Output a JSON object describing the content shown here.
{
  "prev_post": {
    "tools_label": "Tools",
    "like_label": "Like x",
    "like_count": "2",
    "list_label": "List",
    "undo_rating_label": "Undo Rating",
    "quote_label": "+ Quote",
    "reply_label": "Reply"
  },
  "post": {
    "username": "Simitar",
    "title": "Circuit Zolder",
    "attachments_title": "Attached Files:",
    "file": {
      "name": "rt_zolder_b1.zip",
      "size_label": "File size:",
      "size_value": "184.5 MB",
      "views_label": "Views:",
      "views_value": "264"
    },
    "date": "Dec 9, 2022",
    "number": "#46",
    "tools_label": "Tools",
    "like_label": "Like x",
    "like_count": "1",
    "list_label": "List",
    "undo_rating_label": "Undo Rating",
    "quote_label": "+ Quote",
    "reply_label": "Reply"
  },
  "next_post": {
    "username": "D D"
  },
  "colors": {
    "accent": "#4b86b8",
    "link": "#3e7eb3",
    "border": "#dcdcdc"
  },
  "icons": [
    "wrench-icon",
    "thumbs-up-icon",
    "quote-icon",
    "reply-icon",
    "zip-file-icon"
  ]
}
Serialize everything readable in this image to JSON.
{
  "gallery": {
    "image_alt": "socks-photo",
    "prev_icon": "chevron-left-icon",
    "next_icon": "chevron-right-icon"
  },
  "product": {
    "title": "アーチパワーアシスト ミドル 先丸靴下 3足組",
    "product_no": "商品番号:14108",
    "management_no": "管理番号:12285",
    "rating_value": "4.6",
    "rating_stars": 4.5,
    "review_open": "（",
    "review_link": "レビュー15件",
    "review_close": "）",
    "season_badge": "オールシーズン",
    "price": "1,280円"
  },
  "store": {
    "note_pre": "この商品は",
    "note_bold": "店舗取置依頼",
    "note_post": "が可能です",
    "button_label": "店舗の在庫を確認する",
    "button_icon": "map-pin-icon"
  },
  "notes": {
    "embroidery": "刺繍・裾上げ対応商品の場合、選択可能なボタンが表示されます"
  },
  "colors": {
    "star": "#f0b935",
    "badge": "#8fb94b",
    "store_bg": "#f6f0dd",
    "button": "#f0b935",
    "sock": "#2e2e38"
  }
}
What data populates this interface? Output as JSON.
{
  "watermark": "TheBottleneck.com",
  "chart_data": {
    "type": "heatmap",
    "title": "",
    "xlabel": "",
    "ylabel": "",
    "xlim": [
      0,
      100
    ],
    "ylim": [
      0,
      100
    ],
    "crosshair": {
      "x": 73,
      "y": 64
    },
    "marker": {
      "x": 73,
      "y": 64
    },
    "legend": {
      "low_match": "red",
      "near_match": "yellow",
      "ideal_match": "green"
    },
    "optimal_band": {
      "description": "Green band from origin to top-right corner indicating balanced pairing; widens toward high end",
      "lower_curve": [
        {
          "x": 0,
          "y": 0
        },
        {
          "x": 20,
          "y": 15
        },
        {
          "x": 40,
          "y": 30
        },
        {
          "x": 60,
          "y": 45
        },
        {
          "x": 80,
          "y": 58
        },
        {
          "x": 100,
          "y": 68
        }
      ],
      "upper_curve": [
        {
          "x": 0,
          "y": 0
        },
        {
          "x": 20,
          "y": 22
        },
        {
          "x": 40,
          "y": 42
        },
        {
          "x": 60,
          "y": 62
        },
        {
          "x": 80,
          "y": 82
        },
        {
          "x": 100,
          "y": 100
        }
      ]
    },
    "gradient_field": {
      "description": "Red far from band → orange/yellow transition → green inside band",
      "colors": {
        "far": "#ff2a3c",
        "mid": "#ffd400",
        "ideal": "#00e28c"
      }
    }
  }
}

---+---

## The exercise
Output the whole listing above again, word for word.

## Solution to this exercise
Output a JSON object describing the content shown here.
{
  "prev_post": {
    "tools_label": "Tools",
    "like_label": "Like x",
    "like_count": "2",
    "list_label": "List",
    "undo_rating_label": "Undo Rating",
    "quote_label": "+ Quote",
    "reply_label": "Reply"
  },
  "post": {
    "username": "Simitar",
    "title": "Circuit Zolder",
    "attachments_title": "Attached Files:",
    "file": {
      "name": "rt_zolder_b1.zip",
      "size_label": "File size:",
      "size_value": "184.5 MB",
      "views_label": "Views:",
      "views_value": "264"
    },
    "date": "Dec 9, 2022",
    "number": "#46",
    "tools_label": "Tools",
    "like_label": "Like x",
    "like_count": "1",
    "list_label": "List",
    "undo_rating_label": "Undo Rating",
    "quote_label": "+ Quote",
    "reply_label": "Reply"
  },
  "next_post": {
    "username": "D D"
  },
  "colors": {
    "accent": "#4b86b8",
    "link": "#3e7eb3",
    "border": "#dcdcdc"
  },
  "icons": [
    "wrench-icon",
    "thumbs-up-icon",
    "quote-icon",
    "reply-icon",
    "zip-file-icon"
  ]
}
Serialize everything readable in this image to JSON.
{
  "gallery": {
    "image_alt": "socks-photo",
    "prev_icon": "chevron-left-icon",
    "next_icon": "chevron-right-icon"
  },
  "product": {
    "title": "アーチパワーアシスト ミドル 先丸靴下 3足組",
    "product_no": "商品番号:14108",
    "management_no": "管理番号:12285",
    "rating_value": "4.6",
    "rating_stars": 4.5,
    "review_open": "（",
    "review_link": "レビュー15件",
    "review_close": "）",
    "season_badge": "オールシーズン",
    "price": "1,280円"
  },
  "store": {
    "note_pre": "この商品は",
    "note_bold": "店舗取置依頼",
    "note_post": "が可能です",
    "button_label": "店舗の在庫を確認する",
    "button_icon": "map-pin-icon"
  },
  "notes": {
    "embroidery": "刺繍・裾上げ対応商品の場合、選択可能なボタンが表示されます"
  },
  "colors": {
    "star": "#f0b935",
    "badge": "#8fb94b",
    "store_bg": "#f6f0dd",
    "button": "#f0b935",
    "sock": "#2e2e38"
  }
}
What data populates this interface? Output as JSON.
{
  "watermark": "TheBottleneck.com",
  "chart_data": {
    "type": "heatmap",
    "title": "",
    "xlabel": "",
    "ylabel": "",
    "xlim": [
      0,
      100
    ],
    "ylim": [
      0,
      100
    ],
    "crosshair": {
      "x": 73,
      "y": 64
    },
    "marker": {
      "x": 73,
      "y": 64
    },
    "legend": {
      "low_match": "red",
      "near_match": "yellow",
      "ideal_match": "green"
    },
    "optimal_band": {
      "description": "Green band from origin to top-right corner indicating balanced pairing; widens toward high end",
      "lower_curve": [
        {
          "x": 0,
          "y": 0
        },
        {
          "x": 20,
          "y": 15
        },
        {
          "x": 40,
          "y": 30
        },
        {
          "x": 60,
          "y": 45
        },
        {
          "x": 80,
          "y": 58
        },
        {
          "x": 100,
          "y": 68
        }
      ],
      "upper_curve": [
        {
          "x": 0,
          "y": 0
        },
        {
          "x": 20,
          "y": 22
        },
        {
          "x": 40,
          "y": 42
        },
        {
          "x": 60,
          "y": 62
        },
        {
          "x": 80,
          "y": 82
        },
        {
          "x": 100,
          "y": 100
        }
      ]
    },
    "gradient_field": {
      "description": "Red far from band → orange/yellow transition → green inside band",
      "colors": {
        "far": "#ff2a3c",
        "mid": "#ffd400",
        "ideal": "#00e28c"
      }
    }
  }
}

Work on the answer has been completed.